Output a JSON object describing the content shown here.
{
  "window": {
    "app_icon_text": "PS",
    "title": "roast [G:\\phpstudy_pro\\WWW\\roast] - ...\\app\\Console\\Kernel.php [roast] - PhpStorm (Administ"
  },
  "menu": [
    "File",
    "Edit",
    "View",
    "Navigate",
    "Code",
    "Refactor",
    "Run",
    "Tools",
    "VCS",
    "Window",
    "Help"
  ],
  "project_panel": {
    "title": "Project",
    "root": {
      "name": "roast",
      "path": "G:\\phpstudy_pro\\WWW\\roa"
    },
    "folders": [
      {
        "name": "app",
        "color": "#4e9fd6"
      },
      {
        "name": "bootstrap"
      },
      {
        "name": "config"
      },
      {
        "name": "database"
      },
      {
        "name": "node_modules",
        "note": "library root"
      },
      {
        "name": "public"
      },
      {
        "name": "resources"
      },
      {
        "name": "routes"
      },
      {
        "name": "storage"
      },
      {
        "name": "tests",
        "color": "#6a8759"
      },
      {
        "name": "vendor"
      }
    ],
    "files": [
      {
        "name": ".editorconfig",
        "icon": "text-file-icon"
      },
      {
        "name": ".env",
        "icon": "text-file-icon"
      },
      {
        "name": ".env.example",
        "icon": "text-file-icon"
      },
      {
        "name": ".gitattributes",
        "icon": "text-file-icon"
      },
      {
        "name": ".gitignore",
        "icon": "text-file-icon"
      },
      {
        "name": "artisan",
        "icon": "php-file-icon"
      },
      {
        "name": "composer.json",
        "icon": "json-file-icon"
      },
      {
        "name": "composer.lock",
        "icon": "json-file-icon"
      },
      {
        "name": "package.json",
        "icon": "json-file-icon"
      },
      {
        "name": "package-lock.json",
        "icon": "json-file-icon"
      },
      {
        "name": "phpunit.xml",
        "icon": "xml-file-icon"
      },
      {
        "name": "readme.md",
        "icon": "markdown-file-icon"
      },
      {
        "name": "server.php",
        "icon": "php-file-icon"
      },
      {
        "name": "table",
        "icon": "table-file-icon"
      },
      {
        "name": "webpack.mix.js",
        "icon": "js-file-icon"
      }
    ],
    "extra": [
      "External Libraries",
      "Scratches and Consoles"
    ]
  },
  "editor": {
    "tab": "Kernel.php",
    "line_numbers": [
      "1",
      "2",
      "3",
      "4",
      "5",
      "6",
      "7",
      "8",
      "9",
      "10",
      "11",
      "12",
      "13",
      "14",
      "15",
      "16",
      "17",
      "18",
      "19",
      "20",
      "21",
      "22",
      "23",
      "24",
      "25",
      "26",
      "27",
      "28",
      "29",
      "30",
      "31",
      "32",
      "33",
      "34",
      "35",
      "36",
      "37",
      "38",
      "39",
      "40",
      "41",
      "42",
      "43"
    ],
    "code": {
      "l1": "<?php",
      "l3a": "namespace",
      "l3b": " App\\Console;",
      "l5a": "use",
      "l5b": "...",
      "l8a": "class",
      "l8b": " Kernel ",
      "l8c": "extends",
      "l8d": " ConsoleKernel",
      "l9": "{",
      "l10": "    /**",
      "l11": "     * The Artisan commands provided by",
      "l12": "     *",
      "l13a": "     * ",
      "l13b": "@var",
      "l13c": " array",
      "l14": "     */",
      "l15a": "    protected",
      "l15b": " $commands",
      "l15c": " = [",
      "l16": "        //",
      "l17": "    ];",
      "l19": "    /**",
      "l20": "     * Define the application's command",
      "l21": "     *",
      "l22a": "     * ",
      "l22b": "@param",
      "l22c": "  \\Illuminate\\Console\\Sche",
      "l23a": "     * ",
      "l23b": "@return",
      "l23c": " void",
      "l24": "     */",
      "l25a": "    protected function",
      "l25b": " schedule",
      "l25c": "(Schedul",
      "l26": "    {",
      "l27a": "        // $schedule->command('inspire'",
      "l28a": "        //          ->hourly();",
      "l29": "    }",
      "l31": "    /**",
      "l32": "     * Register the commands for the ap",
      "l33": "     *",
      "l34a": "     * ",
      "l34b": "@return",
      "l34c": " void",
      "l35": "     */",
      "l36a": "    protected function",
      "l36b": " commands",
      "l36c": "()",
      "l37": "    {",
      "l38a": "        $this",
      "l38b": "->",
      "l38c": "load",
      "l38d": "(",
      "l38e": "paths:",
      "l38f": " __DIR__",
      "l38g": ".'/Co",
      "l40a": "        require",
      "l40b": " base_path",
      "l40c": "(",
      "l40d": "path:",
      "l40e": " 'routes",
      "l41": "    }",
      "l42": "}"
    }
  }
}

....

▶ _Exercise prompt_:
Check each line above for the word "schedule", and copy the lines where it appears.

▶ _Output of the exercise_:
      "l25b": " schedule",
      "l27a": "        // $schedule->command('inspire'",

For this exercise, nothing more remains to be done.